= PROVIDED RECORDS =
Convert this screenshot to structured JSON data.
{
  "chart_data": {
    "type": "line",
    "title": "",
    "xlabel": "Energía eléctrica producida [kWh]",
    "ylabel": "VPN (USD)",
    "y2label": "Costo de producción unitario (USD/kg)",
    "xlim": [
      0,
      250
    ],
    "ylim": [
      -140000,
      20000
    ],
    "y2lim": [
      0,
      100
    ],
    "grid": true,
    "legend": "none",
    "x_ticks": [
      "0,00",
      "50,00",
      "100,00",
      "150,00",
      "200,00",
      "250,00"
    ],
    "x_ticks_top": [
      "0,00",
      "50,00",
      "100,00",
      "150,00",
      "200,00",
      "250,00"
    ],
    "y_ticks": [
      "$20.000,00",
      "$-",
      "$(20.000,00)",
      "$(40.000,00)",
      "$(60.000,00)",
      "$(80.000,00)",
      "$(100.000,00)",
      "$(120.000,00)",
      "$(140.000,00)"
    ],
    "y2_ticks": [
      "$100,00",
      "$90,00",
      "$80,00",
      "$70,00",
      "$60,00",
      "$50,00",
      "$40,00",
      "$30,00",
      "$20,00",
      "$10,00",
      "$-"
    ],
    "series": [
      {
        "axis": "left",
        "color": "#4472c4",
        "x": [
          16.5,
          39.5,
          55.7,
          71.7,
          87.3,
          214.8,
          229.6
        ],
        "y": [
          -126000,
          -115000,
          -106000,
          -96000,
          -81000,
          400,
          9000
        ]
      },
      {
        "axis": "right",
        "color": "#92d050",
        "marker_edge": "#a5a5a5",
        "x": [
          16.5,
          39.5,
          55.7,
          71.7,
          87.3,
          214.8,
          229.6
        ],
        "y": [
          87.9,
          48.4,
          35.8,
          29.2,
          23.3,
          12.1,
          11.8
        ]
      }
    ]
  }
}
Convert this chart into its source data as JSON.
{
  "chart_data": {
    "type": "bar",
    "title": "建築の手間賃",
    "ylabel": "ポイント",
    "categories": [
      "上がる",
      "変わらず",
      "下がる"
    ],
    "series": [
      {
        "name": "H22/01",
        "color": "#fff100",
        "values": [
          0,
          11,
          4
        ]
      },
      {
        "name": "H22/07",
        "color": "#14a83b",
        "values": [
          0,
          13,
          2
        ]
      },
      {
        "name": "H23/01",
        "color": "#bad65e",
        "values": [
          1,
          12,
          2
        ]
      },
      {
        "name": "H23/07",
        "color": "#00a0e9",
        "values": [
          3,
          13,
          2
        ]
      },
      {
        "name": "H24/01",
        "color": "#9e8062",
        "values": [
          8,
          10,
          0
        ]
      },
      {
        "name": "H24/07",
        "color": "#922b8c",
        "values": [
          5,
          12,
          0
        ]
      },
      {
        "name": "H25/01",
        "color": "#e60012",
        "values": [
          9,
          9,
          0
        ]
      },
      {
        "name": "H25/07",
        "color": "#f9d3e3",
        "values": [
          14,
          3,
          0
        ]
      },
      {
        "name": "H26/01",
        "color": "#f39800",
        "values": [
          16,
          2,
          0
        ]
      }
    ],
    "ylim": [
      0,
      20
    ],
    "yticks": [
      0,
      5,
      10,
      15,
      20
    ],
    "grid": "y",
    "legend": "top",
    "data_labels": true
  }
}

= GOAL =
Repeat every line of the records above exactly.

= OUTPUT OF THE TASK =
Convert this screenshot to structured JSON data.
{
  "chart_data": {
    "type": "line",
    "title": "",
    "xlabel": "Energía eléctrica producida [kWh]",
    "ylabel": "VPN (USD)",
    "y2label": "Costo de producción unitario (USD/kg)",
    "xlim": [
      0,
      250
    ],
    "ylim": [
      -140000,
      20000
    ],
    "y2lim": [
      0,
      100
    ],
    "grid": true,
    "legend": "none",
    "x_ticks": [
      "0,00",
      "50,00",
      "100,00",
      "150,00",
      "200,00",
      "250,00"
    ],
    "x_ticks_top": [
      "0,00",
      "50,00",
      "100,00",
      "150,00",
      "200,00",
      "250,00"
    ],
    "y_ticks": [
      "$20.000,00",
      "$-",
      "$(20.000,00)",
      "$(40.000,00)",
      "$(60.000,00)",
      "$(80.000,00)",
      "$(100.000,00)",
      "$(120.000,00)",
      "$(140.000,00)"
    ],
    "y2_ticks": [
      "$100,00",
      "$90,00",
      "$80,00",
      "$70,00",
      "$60,00",
      "$50,00",
      "$40,00",
      "$30,00",
      "$20,00",
      "$10,00",
      "$-"
    ],
    "series": [
      {
        "axis": "left",
        "color": "#4472c4",
        "x": [
          16.5,
          39.5,
          55.7,
          71.7,
          87.3,
          214.8,
          229.6
        ],
        "y": [
          -126000,
          -115000,
          -106000,
          -96000,
          -81000,
          400,
          9000
        ]
      },
      {
        "axis": "right",
        "color": "#92d050",
        "marker_edge": "#a5a5a5",
        "x": [
          16.5,
          39.5,
          55.7,
          71.7,
          87.3,
          214.8,
          229.6
        ],
        "y": [
          87.9,
          48.4,
          35.8,
          29.2,
          23.3,
          12.1,
          11.8
        ]
      }
    ]
  }
}
Convert this chart into its source data as JSON.
{
  "chart_data": {
    "type": "bar",
    "title": "建築の手間賃",
    "ylabel": "ポイント",
    "categories": [
      "上がる",
      "変わらず",
      "下がる"
    ],
    "series": [
      {
        "name": "H22/01",
        "color": "#fff100",
        "values": [
          0,
          11,
          4
        ]
      },
      {
        "name": "H22/07",
        "color": "#14a83b",
        "values": [
          0,
          13,
          2
        ]
      },
      {
        "name": "H23/01",
        "color": "#bad65e",
        "values": [
          1,
          12,
          2
        ]
      },
      {
        "name": "H23/07",
        "color": "#00a0e9",
        "values": [
          3,
          13,
          2
        ]
      },
      {
        "name": "H24/01",
        "color": "#9e8062",
        "values": [
          8,
          10,
          0
        ]
      },
      {
        "name": "H24/07",
        "color": "#922b8c",
        "values": [
          5,
          12,
          0
        ]
      },
      {
        "name": "H25/01",
        "color": "#e60012",
        "values": [
          9,
          9,
          0
        ]
      },
      {
        "name": "H25/07",
        "color": "#f9d3e3",
        "values": [
          14,
          3,
          0
        ]
      },
      {
        "name": "H26/01",
        "color": "#f39800",
        "values": [
          16,
          2,
          0
        ]
      }
    ],
    "ylim": [
      0,
      20
    ],
    "yticks": [
      0,
      5,
      10,
      15,
      20
    ],
    "grid": "y",
    "legend": "top",
    "data_labels": true
  }
}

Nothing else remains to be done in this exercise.